START
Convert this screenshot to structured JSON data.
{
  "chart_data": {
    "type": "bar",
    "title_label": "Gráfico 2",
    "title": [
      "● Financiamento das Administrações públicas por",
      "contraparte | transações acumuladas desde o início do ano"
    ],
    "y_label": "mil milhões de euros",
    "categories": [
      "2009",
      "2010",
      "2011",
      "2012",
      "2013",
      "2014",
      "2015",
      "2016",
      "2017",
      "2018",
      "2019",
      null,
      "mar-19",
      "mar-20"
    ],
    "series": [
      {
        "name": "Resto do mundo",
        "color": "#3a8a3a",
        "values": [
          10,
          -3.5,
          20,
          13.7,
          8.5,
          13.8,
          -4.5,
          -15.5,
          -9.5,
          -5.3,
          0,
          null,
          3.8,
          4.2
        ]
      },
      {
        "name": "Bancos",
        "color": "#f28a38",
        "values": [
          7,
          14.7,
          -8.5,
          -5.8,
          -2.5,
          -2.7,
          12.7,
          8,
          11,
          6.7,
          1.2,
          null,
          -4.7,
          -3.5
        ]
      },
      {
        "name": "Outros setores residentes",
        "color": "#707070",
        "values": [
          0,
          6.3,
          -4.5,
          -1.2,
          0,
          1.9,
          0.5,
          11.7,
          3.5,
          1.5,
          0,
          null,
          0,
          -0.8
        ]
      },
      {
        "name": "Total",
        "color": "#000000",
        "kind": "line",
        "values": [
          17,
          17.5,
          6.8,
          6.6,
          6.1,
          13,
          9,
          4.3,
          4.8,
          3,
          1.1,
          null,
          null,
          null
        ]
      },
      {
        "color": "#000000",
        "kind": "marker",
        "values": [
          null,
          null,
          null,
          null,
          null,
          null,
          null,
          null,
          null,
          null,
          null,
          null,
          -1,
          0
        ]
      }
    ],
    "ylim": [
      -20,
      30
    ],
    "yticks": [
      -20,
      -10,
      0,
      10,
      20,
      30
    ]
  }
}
END
■ **What to work on**
Search the data above for lines holding "color" and copy each of them.

■ **The output**
        "color": "#3a8a3a",
        "color": "#f28a38",
        "color": "#707070",
        "color": "#000000",
        "color": "#000000",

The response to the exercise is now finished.